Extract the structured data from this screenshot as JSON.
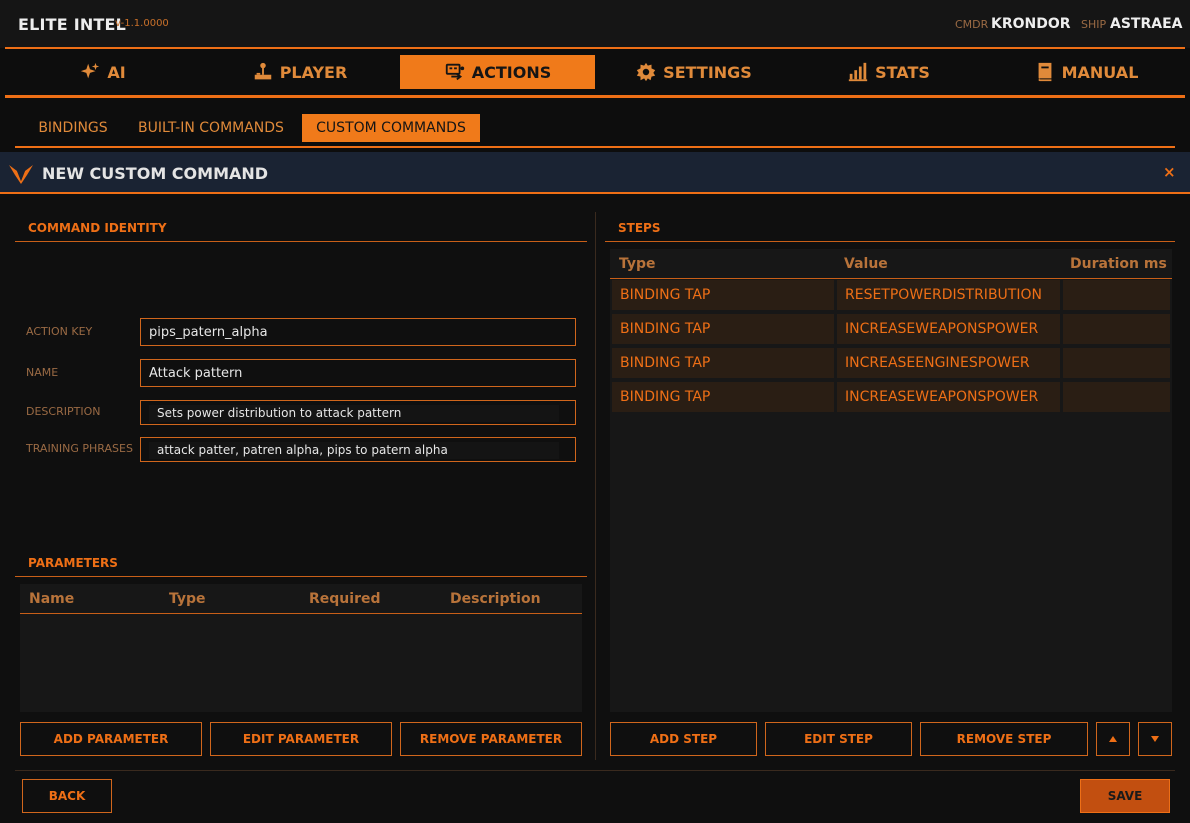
{
  "app": {
    "title": "ELITE INTEL",
    "version": "v-1.1.0000",
    "cmdr_label": "CMDR",
    "cmdr_value": "KRONDOR",
    "ship_label": "SHIP",
    "ship_value": "ASTRAEA"
  },
  "main_tabs": [
    {
      "label": "AI",
      "icon": "sparkle-icon"
    },
    {
      "label": "PLAYER",
      "icon": "joystick-icon"
    },
    {
      "label": "ACTIONS",
      "icon": "actions-icon",
      "active": true
    },
    {
      "label": "SETTINGS",
      "icon": "gear-icon"
    },
    {
      "label": "STATS",
      "icon": "bar-chart-icon"
    },
    {
      "label": "MANUAL",
      "icon": "book-icon"
    }
  ],
  "sub_tabs": [
    {
      "label": "BINDINGS"
    },
    {
      "label": "BUILT-IN COMMANDS"
    },
    {
      "label": "CUSTOM COMMANDS",
      "active": true
    }
  ],
  "dialog": {
    "title": "NEW CUSTOM COMMAND",
    "close": "×"
  },
  "identity": {
    "section_title": "COMMAND IDENTITY",
    "action_key_label": "ACTION KEY",
    "action_key_value": "pips_patern_alpha",
    "name_label": "NAME",
    "name_value": "Attack pattern",
    "description_label": "DESCRIPTION",
    "description_value": "Sets power distribution to attack pattern",
    "training_label": "TRAINING PHRASES",
    "training_value": "attack patter, patren alpha, pips to patern alpha"
  },
  "parameters": {
    "section_title": "PARAMETERS",
    "columns": [
      "Name",
      "Type",
      "Required",
      "Description"
    ],
    "buttons": {
      "add": "ADD PARAMETER",
      "edit": "EDIT PARAMETER",
      "remove": "REMOVE PARAMETER"
    }
  },
  "steps": {
    "section_title": "STEPS",
    "columns": [
      "Type",
      "Value",
      "Duration ms"
    ],
    "rows": [
      {
        "type": "BINDING TAP",
        "value": "RESETPOWERDISTRIBUTION",
        "duration": ""
      },
      {
        "type": "BINDING TAP",
        "value": "INCREASEWEAPONSPOWER",
        "duration": ""
      },
      {
        "type": "BINDING TAP",
        "value": "INCREASEENGINESPOWER",
        "duration": ""
      },
      {
        "type": "BINDING TAP",
        "value": "INCREASEWEAPONSPOWER",
        "duration": ""
      }
    ],
    "buttons": {
      "add": "ADD STEP",
      "edit": "EDIT STEP",
      "remove": "REMOVE STEP"
    }
  },
  "footer": {
    "back": "BACK",
    "save": "SAVE"
  },
  "colors": {
    "accent": "#ee6f16",
    "active_tab": "#f07a1a",
    "header_bg": "#1a2333",
    "row_bg": "#2a1e14"
  }
}
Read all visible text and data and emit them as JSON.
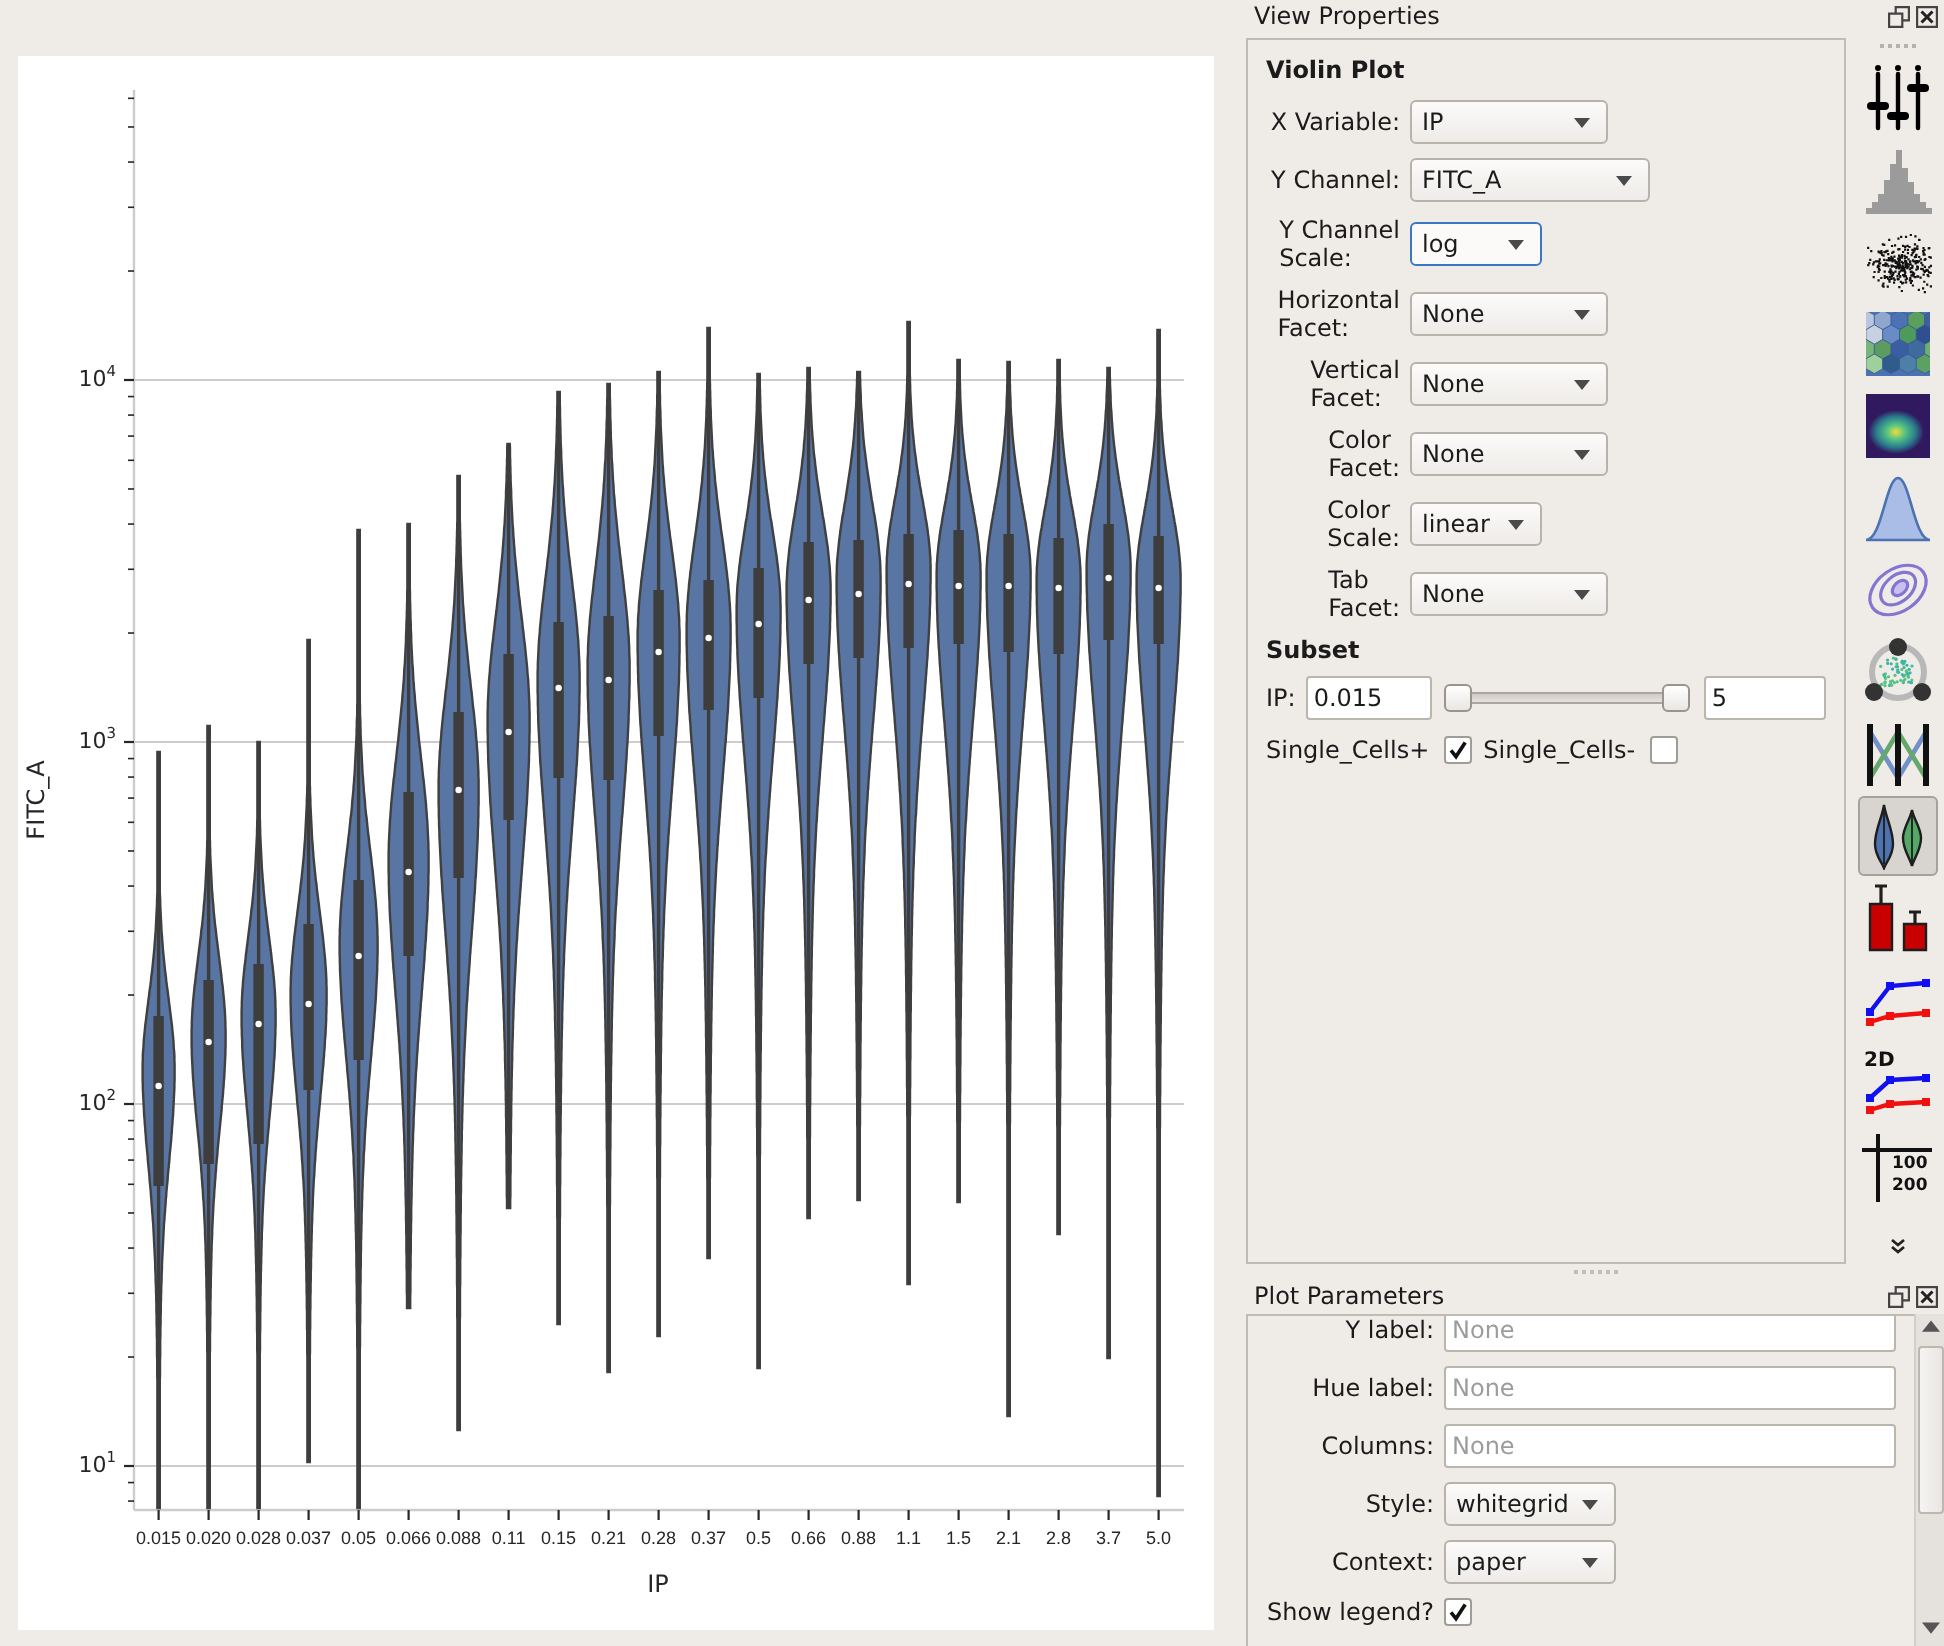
{
  "plot": {
    "y_label": "FITC_A",
    "x_label": "IP",
    "y_tick_labels": [
      "10$^{4}$",
      "10$^{3}$",
      "10$^{2}$",
      "10$^{1}$"
    ],
    "x_tick_labels": [
      "0.015",
      "0.020",
      "0.028",
      "0.037",
      "0.05",
      "0.066",
      "0.088",
      "0.11",
      "0.15",
      "0.21",
      "0.28",
      "0.37",
      "0.5",
      "0.66",
      "0.88",
      "1.1",
      "1.5",
      "2.1",
      "2.8",
      "3.7",
      "5.0"
    ]
  },
  "view_properties": {
    "title": "View Properties",
    "heading": "Violin Plot",
    "fields": [
      {
        "label": "X Variable:",
        "value": "IP",
        "focused": false
      },
      {
        "label": "Y Channel:",
        "value": "FITC_A",
        "focused": false
      },
      {
        "label": "Y Channel Scale:",
        "value": "log",
        "focused": true
      },
      {
        "label": "Horizontal Facet:",
        "value": "None",
        "focused": false
      },
      {
        "label": "Vertical Facet:",
        "value": "None",
        "focused": false
      },
      {
        "label": "Color Facet:",
        "value": "None",
        "focused": false
      },
      {
        "label": "Color Scale:",
        "value": "linear",
        "focused": false
      },
      {
        "label": "Tab Facet:",
        "value": "None",
        "focused": false
      }
    ],
    "subset": {
      "heading": "Subset",
      "range": {
        "label": "IP:",
        "low": "0.015",
        "high": "5",
        "handles": [
          {
            "level": 0
          },
          {
            "level": 1
          }
        ]
      },
      "checks": [
        {
          "label": "Single_Cells+",
          "checked": true
        },
        {
          "label": "Single_Cells-",
          "checked": false
        }
      ]
    }
  },
  "toolbar": {
    "tools": [
      {
        "kind": "sliders",
        "selected": false
      },
      {
        "kind": "histogram",
        "selected": false
      },
      {
        "kind": "scatter",
        "selected": false
      },
      {
        "kind": "hexbin",
        "selected": false
      },
      {
        "kind": "density",
        "selected": false
      },
      {
        "kind": "kde",
        "selected": false
      },
      {
        "kind": "contour",
        "selected": false
      },
      {
        "kind": "radviz",
        "selected": false
      },
      {
        "kind": "parallel",
        "selected": false
      },
      {
        "kind": "violin",
        "selected": true
      },
      {
        "kind": "bar",
        "selected": false
      },
      {
        "kind": "line",
        "selected": false
      },
      {
        "kind": "line2d",
        "label": "2D",
        "selected": false
      },
      {
        "kind": "stats",
        "lines": [
          "100",
          "200"
        ],
        "selected": false
      }
    ]
  },
  "plot_parameters": {
    "title": "Plot Parameters",
    "fields": [
      {
        "kind": "text",
        "label": "Y label:",
        "placeholder": "None"
      },
      {
        "kind": "text",
        "label": "Hue label:",
        "placeholder": "None"
      },
      {
        "kind": "text",
        "label": "Columns:",
        "placeholder": "None"
      },
      {
        "kind": "combo",
        "label": "Style:",
        "value": "whitegrid"
      },
      {
        "kind": "combo",
        "label": "Context:",
        "value": "paper"
      },
      {
        "kind": "check",
        "label": "Show legend?",
        "checked": true
      }
    ]
  }
}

_AIM OF THE EXERCISE_
Exactly reproduce the entries above, minus the pictures.

_RESULT OF THIS TASK_
Extract the structured data from this screenshot as JSON.
{
  "app": {
    "title": "ELITE INTEL",
    "version": "v-1.1.0000",
    "cmdr_label": "CMDR",
    "cmdr_value": "KRONDOR",
    "ship_label": "SHIP",
    "ship_value": "ASTRAEA"
  },
  "main_tabs": [
    {
      "label": "AI",
      "icon": "sparkle-icon"
    },
    {
      "label": "PLAYER",
      "icon": "joystick-icon"
    },
    {
      "label": "ACTIONS",
      "icon": "actions-icon",
      "active": true
    },
    {
      "label": "SETTINGS",
      "icon": "gear-icon"
    },
    {
      "label": "STATS",
      "icon": "bar-chart-icon"
    },
    {
      "label": "MANUAL",
      "icon": "book-icon"
    }
  ],
  "sub_tabs": [
    {
      "label": "BINDINGS"
    },
    {
      "label": "BUILT-IN COMMANDS"
    },
    {
      "label": "CUSTOM COMMANDS",
      "active": true
    }
  ],
  "dialog": {
    "title": "NEW CUSTOM COMMAND",
    "close": "×"
  },
  "identity": {
    "section_title": "COMMAND IDENTITY",
    "action_key_label": "ACTION KEY",
    "action_key_value": "pips_patern_alpha",
    "name_label": "NAME",
    "name_value": "Attack pattern",
    "description_label": "DESCRIPTION",
    "description_value": "Sets power distribution to attack pattern",
    "training_label": "TRAINING PHRASES",
    "training_value": "attack patter, patren alpha, pips to patern alpha"
  },
  "parameters": {
    "section_title": "PARAMETERS",
    "columns": [
      "Name",
      "Type",
      "Required",
      "Description"
    ],
    "buttons": {
      "add": "ADD PARAMETER",
      "edit": "EDIT PARAMETER",
      "remove": "REMOVE PARAMETER"
    }
  },
  "steps": {
    "section_title": "STEPS",
    "columns": [
      "Type",
      "Value",
      "Duration ms"
    ],
    "rows": [
      {
        "type": "BINDING TAP",
        "value": "RESETPOWERDISTRIBUTION",
        "duration": ""
      },
      {
        "type": "BINDING TAP",
        "value": "INCREASEWEAPONSPOWER",
        "duration": ""
      },
      {
        "type": "BINDING TAP",
        "value": "INCREASEENGINESPOWER",
        "duration": ""
      },
      {
        "type": "BINDING TAP",
        "value": "INCREASEWEAPONSPOWER",
        "duration": ""
      }
    ],
    "buttons": {
      "add": "ADD STEP",
      "edit": "EDIT STEP",
      "remove": "REMOVE STEP"
    }
  },
  "footer": {
    "back": "BACK",
    "save": "SAVE"
  },
  "colors": {
    "accent": "#ee6f16",
    "active_tab": "#f07a1a",
    "header_bg": "#1a2333",
    "row_bg": "#2a1e14"
  }
}
Read all visible text and data and emit them as JSON.
{
  "plot": {
    "y_label": "FITC_A",
    "x_label": "IP",
    "y_tick_labels": [
      "10$^{4}$",
      "10$^{3}$",
      "10$^{2}$",
      "10$^{1}$"
    ],
    "x_tick_labels": [
      "0.015",
      "0.020",
      "0.028",
      "0.037",
      "0.05",
      "0.066",
      "0.088",
      "0.11",
      "0.15",
      "0.21",
      "0.28",
      "0.37",
      "0.5",
      "0.66",
      "0.88",
      "1.1",
      "1.5",
      "2.1",
      "2.8",
      "3.7",
      "5.0"
    ]
  },
  "view_properties": {
    "title": "View Properties",
    "heading": "Violin Plot",
    "fields": [
      {
        "label": "X Variable:",
        "value": "IP",
        "focused": false
      },
      {
        "label": "Y Channel:",
        "value": "FITC_A",
        "focused": false
      },
      {
        "label": "Y Channel Scale:",
        "value": "log",
        "focused": true
      },
      {
        "label": "Horizontal Facet:",
        "value": "None",
        "focused": false
      },
      {
        "label": "Vertical Facet:",
        "value": "None",
        "focused": false
      },
      {
        "label": "Color Facet:",
        "value": "None",
        "focused": false
      },
      {
        "label": "Color Scale:",
        "value": "linear",
        "focused": false
      },
      {
        "label": "Tab Facet:",
        "value": "None",
        "focused": false
      }
    ],
    "subset": {
      "heading": "Subset",
      "range": {
        "label": "IP:",
        "low": "0.015",
        "high": "5",
        "handles": [
          {
            "level": 0
          },
          {
            "level": 1
          }
        ]
      },
      "checks": [
        {
          "label": "Single_Cells+",
          "checked": true
        },
        {
          "label": "Single_Cells-",
          "checked": false
        }
      ]
    }
  },
  "toolbar": {
    "tools": [
      {
        "kind": "sliders",
        "selected": false
      },
      {
        "kind": "histogram",
        "selected": false
      },
      {
        "kind": "scatter",
        "selected": false
      },
      {
        "kind": "hexbin",
        "selected": false
      },
      {
        "kind": "density",
        "selected": false
      },
      {
        "kind": "kde",
        "selected": false
      },
      {
        "kind": "contour",
        "selected": false
      },
      {
        "kind": "radviz",
        "selected": false
      },
      {
        "kind": "parallel",
        "selected": false
      },
      {
        "kind": "violin",
        "selected": true
      },
      {
        "kind": "bar",
        "selected": false
      },
      {
        "kind": "line",
        "selected": false
      },
      {
        "kind": "line2d",
        "label": "2D",
        "selected": false
      },
      {
        "kind": "stats",
        "lines": [
          "100",
          "200"
        ],
        "selected": false
      }
    ]
  },
  "plot_parameters": {
    "title": "Plot Parameters",
    "fields": [
      {
        "kind": "text",
        "label": "Y label:",
        "placeholder": "None"
      },
      {
        "kind": "text",
        "label": "Hue label:",
        "placeholder": "None"
      },
      {
        "kind": "text",
        "label": "Columns:",
        "placeholder": "None"
      },
      {
        "kind": "combo",
        "label": "Style:",
        "value": "whitegrid"
      },
      {
        "kind": "combo",
        "label": "Context:",
        "value": "paper"
      },
      {
        "kind": "check",
        "label": "Show legend?",
        "checked": true
      }
    ]
  }
}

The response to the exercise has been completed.